» DIRECTIVE
Return every line of the material below verbatim, with no changes to wording, numbers, or order.

» THE RECORDS
-=-=-=-=-

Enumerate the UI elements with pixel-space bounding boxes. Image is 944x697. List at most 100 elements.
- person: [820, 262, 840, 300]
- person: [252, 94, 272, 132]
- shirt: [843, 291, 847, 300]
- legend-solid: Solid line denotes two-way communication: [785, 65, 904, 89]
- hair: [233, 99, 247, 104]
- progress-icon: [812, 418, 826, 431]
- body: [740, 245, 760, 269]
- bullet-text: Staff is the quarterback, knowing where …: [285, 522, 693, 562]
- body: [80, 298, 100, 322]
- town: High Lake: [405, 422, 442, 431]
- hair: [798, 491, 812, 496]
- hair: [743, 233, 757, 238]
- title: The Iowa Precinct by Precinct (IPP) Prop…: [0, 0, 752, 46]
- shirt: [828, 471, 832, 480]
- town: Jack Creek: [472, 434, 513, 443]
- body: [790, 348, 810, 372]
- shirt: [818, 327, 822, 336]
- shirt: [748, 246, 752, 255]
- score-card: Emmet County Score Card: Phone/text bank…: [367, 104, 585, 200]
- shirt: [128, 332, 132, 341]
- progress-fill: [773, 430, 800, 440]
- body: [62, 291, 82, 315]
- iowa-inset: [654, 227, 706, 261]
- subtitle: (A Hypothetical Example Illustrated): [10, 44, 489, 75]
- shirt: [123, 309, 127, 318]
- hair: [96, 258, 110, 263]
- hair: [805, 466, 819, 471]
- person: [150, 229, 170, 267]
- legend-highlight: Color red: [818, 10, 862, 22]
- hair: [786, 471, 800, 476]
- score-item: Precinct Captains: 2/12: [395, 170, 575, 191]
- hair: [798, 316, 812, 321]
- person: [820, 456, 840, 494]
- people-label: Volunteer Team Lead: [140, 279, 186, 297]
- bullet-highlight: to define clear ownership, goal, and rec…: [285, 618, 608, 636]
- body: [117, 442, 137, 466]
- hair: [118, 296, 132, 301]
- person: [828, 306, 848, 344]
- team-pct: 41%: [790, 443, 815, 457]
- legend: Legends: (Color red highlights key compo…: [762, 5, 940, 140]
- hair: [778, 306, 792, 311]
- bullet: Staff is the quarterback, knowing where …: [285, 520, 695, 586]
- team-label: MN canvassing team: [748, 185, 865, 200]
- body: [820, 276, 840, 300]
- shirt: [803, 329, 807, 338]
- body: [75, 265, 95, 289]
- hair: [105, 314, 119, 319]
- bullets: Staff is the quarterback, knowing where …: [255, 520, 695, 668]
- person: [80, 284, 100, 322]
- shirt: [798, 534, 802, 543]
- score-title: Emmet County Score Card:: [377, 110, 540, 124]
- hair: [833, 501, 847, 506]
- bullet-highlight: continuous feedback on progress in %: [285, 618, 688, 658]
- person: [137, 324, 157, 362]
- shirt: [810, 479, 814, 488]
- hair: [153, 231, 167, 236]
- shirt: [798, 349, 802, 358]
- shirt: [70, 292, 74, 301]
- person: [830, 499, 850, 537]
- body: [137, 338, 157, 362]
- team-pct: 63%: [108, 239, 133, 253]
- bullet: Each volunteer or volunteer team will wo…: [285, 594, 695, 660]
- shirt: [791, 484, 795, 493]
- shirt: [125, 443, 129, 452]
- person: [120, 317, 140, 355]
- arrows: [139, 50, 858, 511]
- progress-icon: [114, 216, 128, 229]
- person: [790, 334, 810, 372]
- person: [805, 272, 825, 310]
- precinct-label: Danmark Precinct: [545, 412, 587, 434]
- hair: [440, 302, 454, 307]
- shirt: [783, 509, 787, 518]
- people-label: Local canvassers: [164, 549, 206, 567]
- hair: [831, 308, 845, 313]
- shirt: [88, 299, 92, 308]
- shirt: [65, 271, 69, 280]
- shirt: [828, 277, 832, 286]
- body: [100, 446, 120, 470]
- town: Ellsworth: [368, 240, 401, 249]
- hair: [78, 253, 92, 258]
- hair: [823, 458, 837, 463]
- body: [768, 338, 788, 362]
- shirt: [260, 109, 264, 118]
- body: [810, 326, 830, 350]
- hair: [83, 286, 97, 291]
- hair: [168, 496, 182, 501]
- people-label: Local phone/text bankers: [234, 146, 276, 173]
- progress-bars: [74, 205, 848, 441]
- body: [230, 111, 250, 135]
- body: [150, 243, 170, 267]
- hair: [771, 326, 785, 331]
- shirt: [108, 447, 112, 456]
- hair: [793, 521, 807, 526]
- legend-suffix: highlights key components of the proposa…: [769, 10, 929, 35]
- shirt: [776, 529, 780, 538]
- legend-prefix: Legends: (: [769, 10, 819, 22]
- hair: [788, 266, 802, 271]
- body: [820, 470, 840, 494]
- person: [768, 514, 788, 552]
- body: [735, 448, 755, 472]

-=-=-=-=-

» EXERCISE RESULT
Enumerate the UI elements with pixel-space bounding boxes. Image is 944x697. List at most 100 elements.
- person: [820, 262, 840, 300]
- person: [252, 94, 272, 132]
- shirt: [843, 291, 847, 300]
- legend-solid: Solid line denotes two-way communication: [785, 65, 904, 89]
- hair: [233, 99, 247, 104]
- progress-icon: [812, 418, 826, 431]
- body: [740, 245, 760, 269]
- bullet-text: Staff is the quarterback, knowing where …: [285, 522, 693, 562]
- body: [80, 298, 100, 322]
- town: High Lake: [405, 422, 442, 431]
- hair: [798, 491, 812, 496]
- hair: [743, 233, 757, 238]
- title: The Iowa Precinct by Precinct (IPP) Prop…: [0, 0, 752, 46]
- shirt: [828, 471, 832, 480]
- town: Jack Creek: [472, 434, 513, 443]
- body: [790, 348, 810, 372]
- shirt: [818, 327, 822, 336]
- shirt: [748, 246, 752, 255]
- score-card: Emmet County Score Card: Phone/text bank…: [367, 104, 585, 200]
- shirt: [128, 332, 132, 341]
- progress-fill: [773, 430, 800, 440]
- body: [62, 291, 82, 315]
- iowa-inset: [654, 227, 706, 261]
- subtitle: (A Hypothetical Example Illustrated): [10, 44, 489, 75]
- shirt: [123, 309, 127, 318]
- hair: [96, 258, 110, 263]
- hair: [805, 466, 819, 471]
- person: [150, 229, 170, 267]
- legend-highlight: Color red: [818, 10, 862, 22]
- hair: [786, 471, 800, 476]
- score-item: Precinct Captains: 2/12: [395, 170, 575, 191]
- hair: [798, 316, 812, 321]
- person: [820, 456, 840, 494]
- people-label: Volunteer Team Lead: [140, 279, 186, 297]
- bullet-highlight: to define clear ownership, goal, and rec…: [285, 618, 608, 636]
- body: [117, 442, 137, 466]
- hair: [118, 296, 132, 301]
- person: [828, 306, 848, 344]
- team-pct: 41%: [790, 443, 815, 457]
- legend: Legends: (Color red highlights key compo…: [762, 5, 940, 140]
- hair: [778, 306, 792, 311]
- bullet: Staff is the quarterback, knowing where …: [285, 520, 695, 586]
- team-label: MN canvassing team: [748, 185, 865, 200]
- body: [820, 276, 840, 300]
- shirt: [803, 329, 807, 338]
- body: [75, 265, 95, 289]
- hair: [105, 314, 119, 319]
- bullets: Staff is the quarterback, knowing where …: [255, 520, 695, 668]
- person: [80, 284, 100, 322]
- shirt: [798, 534, 802, 543]
- score-title: Emmet County Score Card:: [377, 110, 540, 124]
- hair: [833, 501, 847, 506]
- bullet-highlight: continuous feedback on progress in %: [285, 618, 688, 658]
- person: [137, 324, 157, 362]
- shirt: [810, 479, 814, 488]
- hair: [153, 231, 167, 236]
- shirt: [798, 349, 802, 358]
- shirt: [70, 292, 74, 301]
- person: [830, 499, 850, 537]
- body: [137, 338, 157, 362]
- team-pct: 63%: [108, 239, 133, 253]
- bullet: Each volunteer or volunteer team will wo…: [285, 594, 695, 660]
- shirt: [791, 484, 795, 493]
- shirt: [125, 443, 129, 452]
- person: [120, 317, 140, 355]
- arrows: [139, 50, 858, 511]
- progress-icon: [114, 216, 128, 229]
- person: [790, 334, 810, 372]
- person: [805, 272, 825, 310]
- precinct-label: Danmark Precinct: [545, 412, 587, 434]
- hair: [440, 302, 454, 307]
- shirt: [783, 509, 787, 518]
- people-label: Local canvassers: [164, 549, 206, 567]
- hair: [831, 308, 845, 313]
- shirt: [88, 299, 92, 308]
- shirt: [65, 271, 69, 280]
- shirt: [828, 277, 832, 286]
- body: [100, 446, 120, 470]
- town: Ellsworth: [368, 240, 401, 249]
- hair: [78, 253, 92, 258]
- hair: [823, 458, 837, 463]
- body: [768, 338, 788, 362]
- shirt: [260, 109, 264, 118]
- body: [810, 326, 830, 350]
- hair: [83, 286, 97, 291]
- hair: [168, 496, 182, 501]
- people-label: Local phone/text bankers: [234, 146, 276, 173]
- progress-bars: [74, 205, 848, 441]
- body: [230, 111, 250, 135]
- body: [150, 243, 170, 267]
- hair: [771, 326, 785, 331]
- shirt: [108, 447, 112, 456]
- hair: [793, 521, 807, 526]
- legend-suffix: highlights key components of the proposa…: [769, 10, 929, 35]
- shirt: [776, 529, 780, 538]
- legend-prefix: Legends: (: [769, 10, 819, 22]
- hair: [788, 266, 802, 271]
- body: [820, 470, 840, 494]
- person: [768, 514, 788, 552]
- body: [735, 448, 755, 472]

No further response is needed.